**To be done:** Review the lines that follow and copy each one that contains the word "Alsóörs".

**Records for the task:**
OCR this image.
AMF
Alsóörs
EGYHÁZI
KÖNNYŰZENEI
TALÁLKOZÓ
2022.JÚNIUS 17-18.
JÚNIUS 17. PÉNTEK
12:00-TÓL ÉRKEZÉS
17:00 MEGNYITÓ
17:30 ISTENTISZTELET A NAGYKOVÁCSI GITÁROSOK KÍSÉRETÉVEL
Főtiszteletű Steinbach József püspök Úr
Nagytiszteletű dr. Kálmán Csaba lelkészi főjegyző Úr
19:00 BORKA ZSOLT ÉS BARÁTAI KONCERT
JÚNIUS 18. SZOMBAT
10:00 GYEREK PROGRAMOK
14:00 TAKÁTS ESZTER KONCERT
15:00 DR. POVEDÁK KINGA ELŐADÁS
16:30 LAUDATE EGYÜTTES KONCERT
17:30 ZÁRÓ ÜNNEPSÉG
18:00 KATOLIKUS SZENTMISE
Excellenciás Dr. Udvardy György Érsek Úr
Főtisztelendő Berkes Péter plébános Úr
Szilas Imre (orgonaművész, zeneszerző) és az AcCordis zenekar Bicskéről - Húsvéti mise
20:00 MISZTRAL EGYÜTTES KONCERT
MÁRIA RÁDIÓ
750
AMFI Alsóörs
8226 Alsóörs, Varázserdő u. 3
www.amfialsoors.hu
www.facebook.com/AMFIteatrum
* * *
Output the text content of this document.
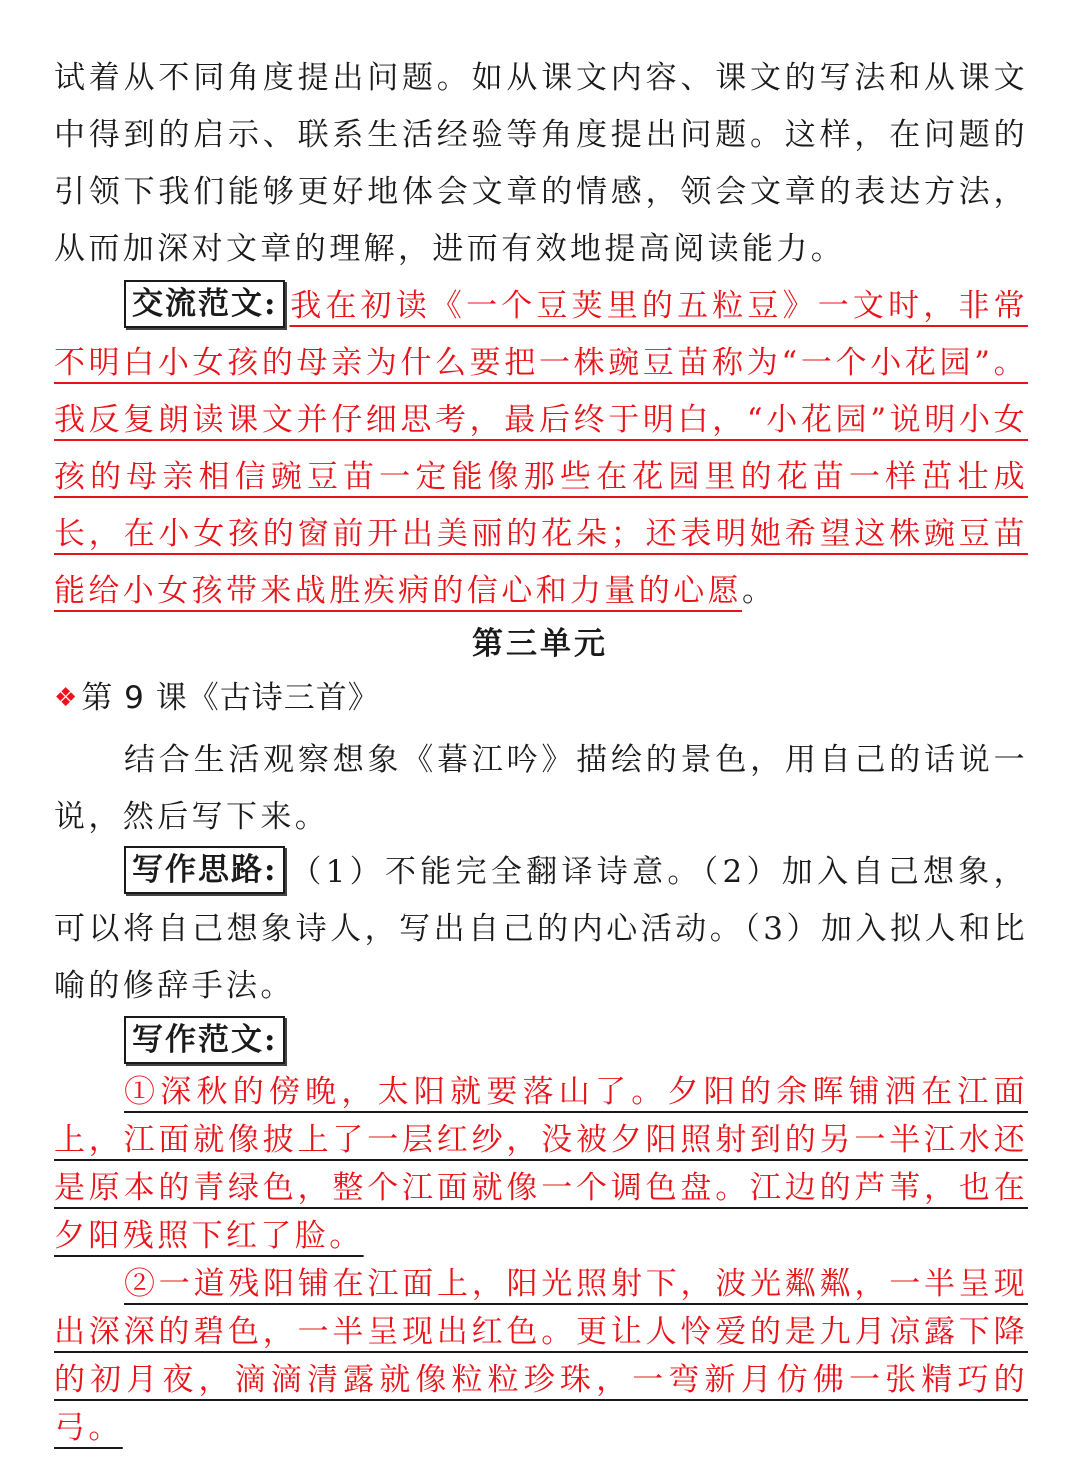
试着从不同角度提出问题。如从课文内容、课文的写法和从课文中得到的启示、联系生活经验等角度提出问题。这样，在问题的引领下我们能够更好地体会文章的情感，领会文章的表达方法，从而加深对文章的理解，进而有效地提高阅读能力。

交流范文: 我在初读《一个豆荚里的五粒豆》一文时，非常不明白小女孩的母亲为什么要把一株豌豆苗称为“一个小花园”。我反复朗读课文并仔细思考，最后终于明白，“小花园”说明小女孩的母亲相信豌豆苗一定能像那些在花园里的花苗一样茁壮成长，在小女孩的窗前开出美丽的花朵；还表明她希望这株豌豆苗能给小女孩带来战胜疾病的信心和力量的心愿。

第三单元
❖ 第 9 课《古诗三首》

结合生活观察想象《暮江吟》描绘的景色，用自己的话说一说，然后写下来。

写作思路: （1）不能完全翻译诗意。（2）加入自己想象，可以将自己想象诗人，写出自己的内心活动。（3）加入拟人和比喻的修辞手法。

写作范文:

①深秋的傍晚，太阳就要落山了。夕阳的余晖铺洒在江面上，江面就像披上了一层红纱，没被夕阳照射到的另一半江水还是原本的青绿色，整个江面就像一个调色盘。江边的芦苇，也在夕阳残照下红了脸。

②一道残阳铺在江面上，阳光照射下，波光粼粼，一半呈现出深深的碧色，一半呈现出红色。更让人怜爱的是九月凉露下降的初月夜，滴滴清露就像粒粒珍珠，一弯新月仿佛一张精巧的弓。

**Result for this task:**
Alsóörs
AMFI Alsóörs
8226 Alsóörs, Varázserdő u. 3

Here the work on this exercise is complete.